──────── Input rows

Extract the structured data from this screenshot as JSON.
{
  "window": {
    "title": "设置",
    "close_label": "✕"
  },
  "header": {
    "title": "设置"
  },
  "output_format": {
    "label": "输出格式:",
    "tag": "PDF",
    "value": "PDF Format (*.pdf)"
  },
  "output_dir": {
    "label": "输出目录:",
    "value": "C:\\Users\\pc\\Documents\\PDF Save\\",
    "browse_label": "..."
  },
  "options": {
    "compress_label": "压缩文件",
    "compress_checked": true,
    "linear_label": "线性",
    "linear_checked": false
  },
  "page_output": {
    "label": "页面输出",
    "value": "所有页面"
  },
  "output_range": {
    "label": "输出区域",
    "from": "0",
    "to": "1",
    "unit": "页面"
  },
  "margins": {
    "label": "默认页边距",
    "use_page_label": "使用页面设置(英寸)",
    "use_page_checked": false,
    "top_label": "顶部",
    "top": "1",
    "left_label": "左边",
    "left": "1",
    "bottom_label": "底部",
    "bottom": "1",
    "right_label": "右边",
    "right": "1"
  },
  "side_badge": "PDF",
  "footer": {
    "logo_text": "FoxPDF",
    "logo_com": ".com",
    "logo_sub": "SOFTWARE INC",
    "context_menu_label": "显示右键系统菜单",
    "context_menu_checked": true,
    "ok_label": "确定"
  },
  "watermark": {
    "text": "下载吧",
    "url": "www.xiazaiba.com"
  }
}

────────────────

▸ Task instructions:
Write the material out again in its entirety, exactly as shown.

▸ Exercise result:
Extract the structured data from this screenshot as JSON.
{
  "window": {
    "title": "设置",
    "close_label": "✕"
  },
  "header": {
    "title": "设置"
  },
  "output_format": {
    "label": "输出格式:",
    "tag": "PDF",
    "value": "PDF Format (*.pdf)"
  },
  "output_dir": {
    "label": "输出目录:",
    "value": "C:\\Users\\pc\\Documents\\PDF Save\\",
    "browse_label": "..."
  },
  "options": {
    "compress_label": "压缩文件",
    "compress_checked": true,
    "linear_label": "线性",
    "linear_checked": false
  },
  "page_output": {
    "label": "页面输出",
    "value": "所有页面"
  },
  "output_range": {
    "label": "输出区域",
    "from": "0",
    "to": "1",
    "unit": "页面"
  },
  "margins": {
    "label": "默认页边距",
    "use_page_label": "使用页面设置(英寸)",
    "use_page_checked": false,
    "top_label": "顶部",
    "top": "1",
    "left_label": "左边",
    "left": "1",
    "bottom_label": "底部",
    "bottom": "1",
    "right_label": "右边",
    "right": "1"
  },
  "side_badge": "PDF",
  "footer": {
    "logo_text": "FoxPDF",
    "logo_com": ".com",
    "logo_sub": "SOFTWARE INC",
    "context_menu_label": "显示右键系统菜单",
    "context_menu_checked": true,
    "ok_label": "确定"
  },
  "watermark": {
    "text": "下载吧",
    "url": "www.xiazaiba.com"
  }
}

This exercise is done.